[START]
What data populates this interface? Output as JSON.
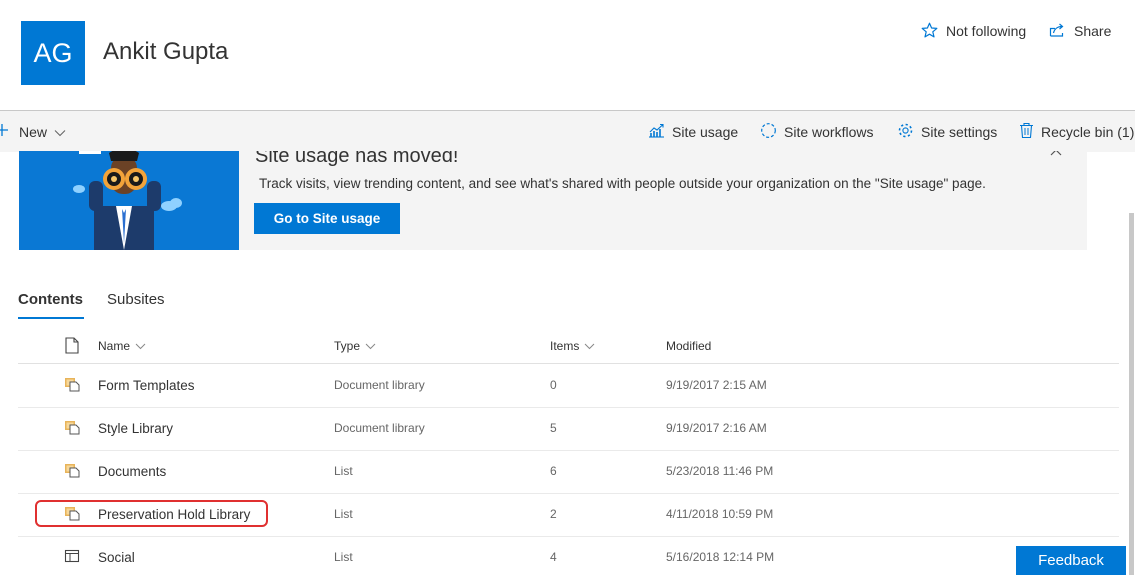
{
  "site": {
    "logo_initials": "AG",
    "title": "Ankit Gupta"
  },
  "header": {
    "follow_label": "Not following",
    "share_label": "Share"
  },
  "command_bar": {
    "new_label": "New",
    "site_usage_label": "Site usage",
    "site_workflows_label": "Site workflows",
    "site_settings_label": "Site settings",
    "recycle_bin_label": "Recycle bin (1)"
  },
  "banner": {
    "title": "Site usage has moved!",
    "text": "Track visits, view trending content, and see what's shared with people outside your organization on the \"Site usage\" page.",
    "button_label": "Go to Site usage"
  },
  "tabs": [
    {
      "label": "Contents",
      "active": true
    },
    {
      "label": "Subsites",
      "active": false
    }
  ],
  "table": {
    "columns": {
      "name": "Name",
      "type": "Type",
      "items": "Items",
      "modified": "Modified"
    },
    "rows": [
      {
        "icon": "library-icon",
        "name": "Form Templates",
        "type": "Document library",
        "items": "0",
        "modified": "9/19/2017 2:15 AM"
      },
      {
        "icon": "library-icon",
        "name": "Style Library",
        "type": "Document library",
        "items": "5",
        "modified": "9/19/2017 2:16 AM"
      },
      {
        "icon": "library-icon",
        "name": "Documents",
        "type": "List",
        "items": "6",
        "modified": "5/23/2018 11:46 PM"
      },
      {
        "icon": "library-icon",
        "name": "Preservation Hold Library",
        "type": "List",
        "items": "2",
        "modified": "4/11/2018 10:59 PM"
      },
      {
        "icon": "list-table-icon",
        "name": "Social",
        "type": "List",
        "items": "4",
        "modified": "5/16/2018 12:14 PM"
      }
    ]
  },
  "feedback_label": "Feedback",
  "colors": {
    "accent": "#0078d4",
    "highlight": "#e03030",
    "command_bar_bg": "#f4f4f4"
  }
}
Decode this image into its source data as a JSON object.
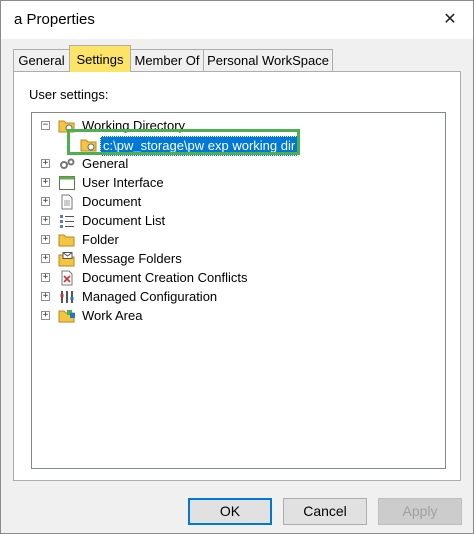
{
  "window": {
    "title": "a Properties",
    "close_glyph": "✕"
  },
  "tabs": [
    {
      "label": "General",
      "active": false
    },
    {
      "label": "Settings",
      "active": true
    },
    {
      "label": "Member Of",
      "active": false
    },
    {
      "label": "Personal WorkSpace",
      "active": false
    }
  ],
  "panel": {
    "label": "User settings:"
  },
  "tree": {
    "items": [
      {
        "label": "Working Directory",
        "expander": "−",
        "icon": "folder-gear-icon"
      },
      {
        "label": "c:\\pw_storage\\pw exp working dir",
        "icon": "folder-gear-icon",
        "selected": true
      },
      {
        "label": "General",
        "expander": "+",
        "icon": "gears-icon"
      },
      {
        "label": "User Interface",
        "expander": "+",
        "icon": "window-icon"
      },
      {
        "label": "Document",
        "expander": "+",
        "icon": "document-icon"
      },
      {
        "label": "Document List",
        "expander": "+",
        "icon": "list-icon"
      },
      {
        "label": "Folder",
        "expander": "+",
        "icon": "folder-icon"
      },
      {
        "label": "Message Folders",
        "expander": "+",
        "icon": "message-folder-icon"
      },
      {
        "label": "Document Creation Conflicts",
        "expander": "+",
        "icon": "document-conflict-icon"
      },
      {
        "label": "Managed Configuration",
        "expander": "+",
        "icon": "tools-icon"
      },
      {
        "label": "Work Area",
        "expander": "+",
        "icon": "work-area-icon"
      }
    ]
  },
  "buttons": {
    "ok": "OK",
    "cancel": "Cancel",
    "apply": "Apply"
  },
  "colors": {
    "active_tab": "#fbe467",
    "selection": "#0078d7",
    "highlight_box": "#4caf50"
  }
}
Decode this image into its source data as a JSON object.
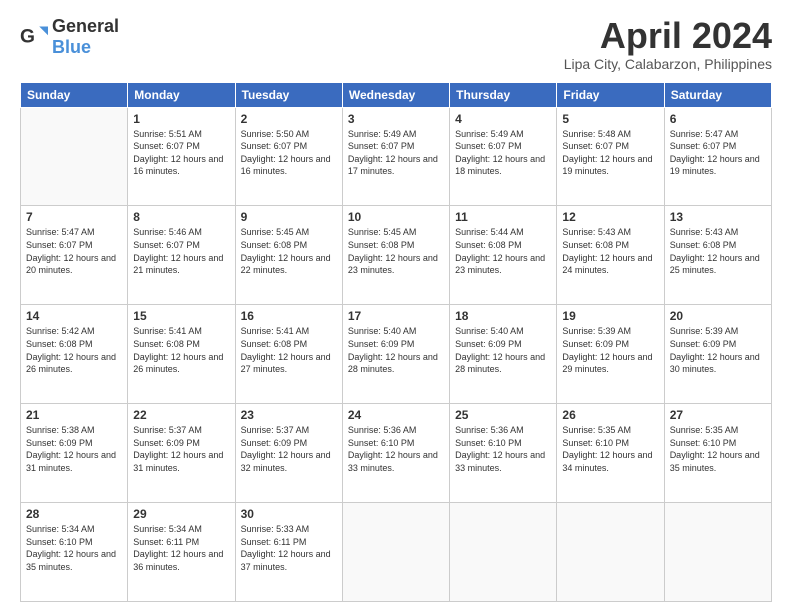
[END]
**Exercise brief**
Pick out the lines containing the string "usage" and show them.

**Exercise result**
    "site_usage_label": "Site usage",
    "title": "Site usage has moved!",
    "text": "Track visits, view trending content, and see what's shared with people outside your organization on the \"Site usage\" page.",
    "button_label": "Go to Site usage"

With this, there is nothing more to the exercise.